··· EXTRACTED DATA
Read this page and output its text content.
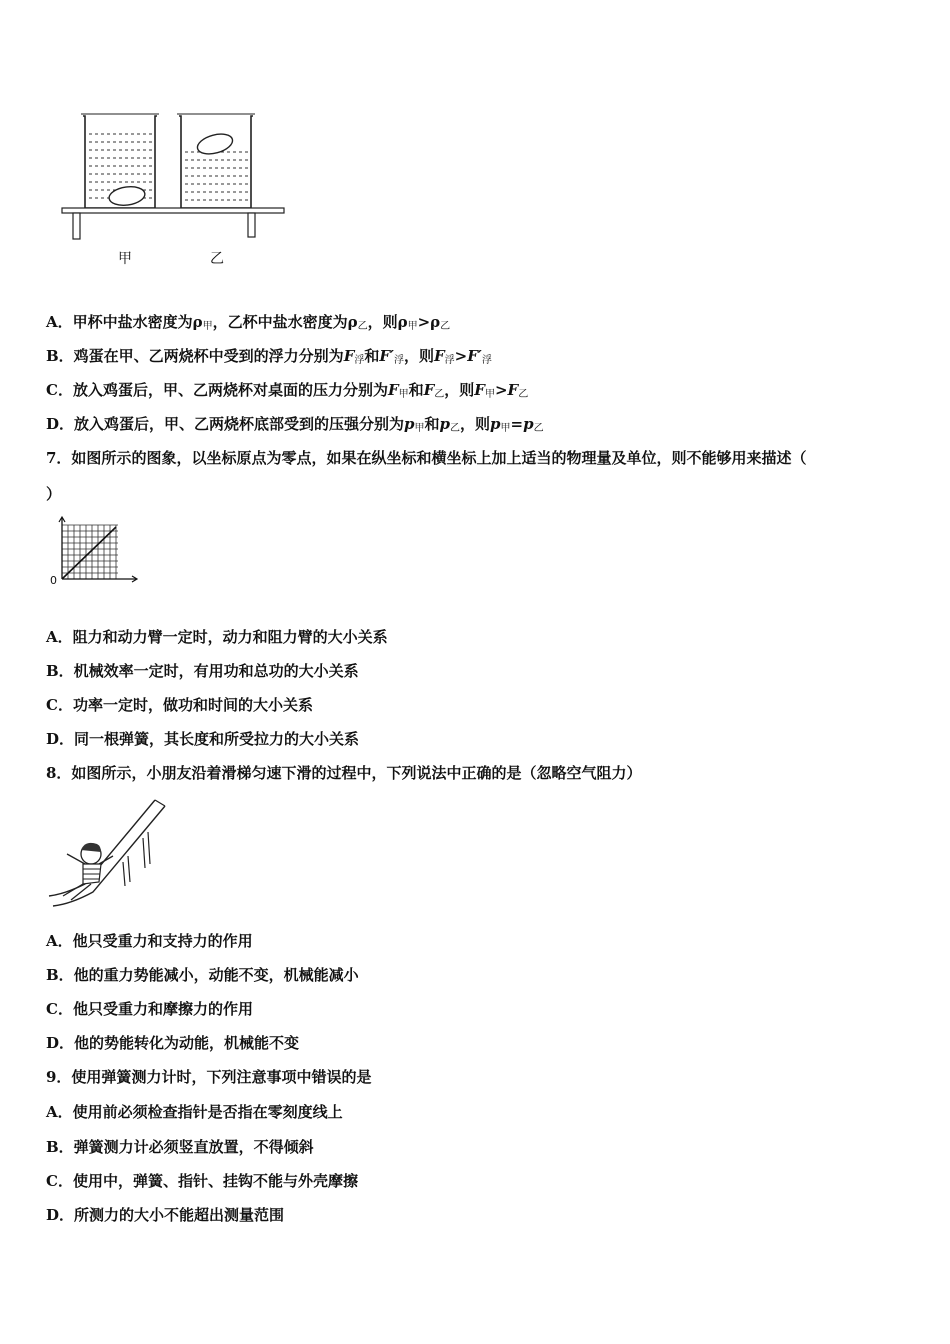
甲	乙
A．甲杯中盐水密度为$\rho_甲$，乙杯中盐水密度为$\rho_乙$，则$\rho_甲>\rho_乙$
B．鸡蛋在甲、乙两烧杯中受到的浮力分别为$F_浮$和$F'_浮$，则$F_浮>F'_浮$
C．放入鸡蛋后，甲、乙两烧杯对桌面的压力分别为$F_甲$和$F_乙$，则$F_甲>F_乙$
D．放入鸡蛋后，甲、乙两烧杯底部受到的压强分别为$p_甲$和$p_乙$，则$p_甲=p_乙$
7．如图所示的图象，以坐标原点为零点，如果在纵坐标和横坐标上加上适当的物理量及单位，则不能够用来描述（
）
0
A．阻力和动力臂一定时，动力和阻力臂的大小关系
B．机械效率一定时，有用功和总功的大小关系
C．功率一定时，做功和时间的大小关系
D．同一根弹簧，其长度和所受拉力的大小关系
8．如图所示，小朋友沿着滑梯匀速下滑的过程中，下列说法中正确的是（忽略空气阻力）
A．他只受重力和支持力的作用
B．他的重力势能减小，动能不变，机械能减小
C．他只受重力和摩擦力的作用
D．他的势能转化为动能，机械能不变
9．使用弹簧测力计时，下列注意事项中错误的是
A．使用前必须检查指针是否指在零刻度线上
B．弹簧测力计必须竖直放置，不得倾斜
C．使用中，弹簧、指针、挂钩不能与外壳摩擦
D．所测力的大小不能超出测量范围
······
··· EXTRACTED DATA
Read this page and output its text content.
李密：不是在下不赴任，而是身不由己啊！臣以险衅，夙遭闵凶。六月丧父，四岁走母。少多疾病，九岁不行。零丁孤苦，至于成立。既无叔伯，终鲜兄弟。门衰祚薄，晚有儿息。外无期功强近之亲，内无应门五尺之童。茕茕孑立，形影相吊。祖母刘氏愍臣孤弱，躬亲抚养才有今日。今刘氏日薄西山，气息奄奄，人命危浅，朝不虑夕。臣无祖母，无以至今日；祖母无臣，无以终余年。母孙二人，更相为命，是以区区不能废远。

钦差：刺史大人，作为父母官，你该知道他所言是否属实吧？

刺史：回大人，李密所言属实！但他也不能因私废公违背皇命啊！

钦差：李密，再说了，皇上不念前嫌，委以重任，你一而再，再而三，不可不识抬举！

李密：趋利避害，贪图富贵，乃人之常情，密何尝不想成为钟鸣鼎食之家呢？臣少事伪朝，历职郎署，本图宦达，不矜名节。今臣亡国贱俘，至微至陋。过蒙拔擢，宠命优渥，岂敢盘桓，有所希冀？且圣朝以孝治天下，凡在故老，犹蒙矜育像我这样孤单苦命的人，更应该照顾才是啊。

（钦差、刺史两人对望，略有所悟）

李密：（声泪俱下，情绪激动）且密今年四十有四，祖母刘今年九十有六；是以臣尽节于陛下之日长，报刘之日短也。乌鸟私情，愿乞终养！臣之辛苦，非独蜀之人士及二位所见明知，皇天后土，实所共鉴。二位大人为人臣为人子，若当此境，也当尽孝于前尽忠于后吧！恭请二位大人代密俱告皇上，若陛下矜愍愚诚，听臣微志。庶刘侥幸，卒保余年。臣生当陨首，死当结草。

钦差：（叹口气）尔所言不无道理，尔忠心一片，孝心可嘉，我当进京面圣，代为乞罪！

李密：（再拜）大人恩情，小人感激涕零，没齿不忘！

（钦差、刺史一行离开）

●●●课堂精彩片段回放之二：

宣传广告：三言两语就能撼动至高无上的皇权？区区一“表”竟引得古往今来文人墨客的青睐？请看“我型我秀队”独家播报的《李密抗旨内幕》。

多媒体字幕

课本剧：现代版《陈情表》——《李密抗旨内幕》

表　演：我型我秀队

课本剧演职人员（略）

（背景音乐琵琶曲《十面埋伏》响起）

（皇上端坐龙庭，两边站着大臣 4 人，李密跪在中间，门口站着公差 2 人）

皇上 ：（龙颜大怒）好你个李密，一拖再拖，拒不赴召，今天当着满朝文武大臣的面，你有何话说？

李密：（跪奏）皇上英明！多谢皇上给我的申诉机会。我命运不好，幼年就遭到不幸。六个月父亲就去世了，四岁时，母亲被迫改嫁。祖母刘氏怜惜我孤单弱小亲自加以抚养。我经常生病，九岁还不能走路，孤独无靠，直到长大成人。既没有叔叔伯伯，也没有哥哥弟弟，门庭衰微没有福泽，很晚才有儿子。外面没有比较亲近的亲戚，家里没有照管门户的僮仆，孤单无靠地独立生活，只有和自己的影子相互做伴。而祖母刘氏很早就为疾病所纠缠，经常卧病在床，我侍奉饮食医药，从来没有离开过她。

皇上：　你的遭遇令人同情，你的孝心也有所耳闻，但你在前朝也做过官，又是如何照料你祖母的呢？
······
GOAL:
Search the data for the string "我型我秀队". List each line that has it.

CORRECT OUTPUT:
宣传广告：三言两语就能撼动至高无上的皇权？区区一“表”竟引得古往今来文人墨客的青睐？请看“我型我秀队”独家播报的《李密抗旨内幕》。
表　演：我型我秀队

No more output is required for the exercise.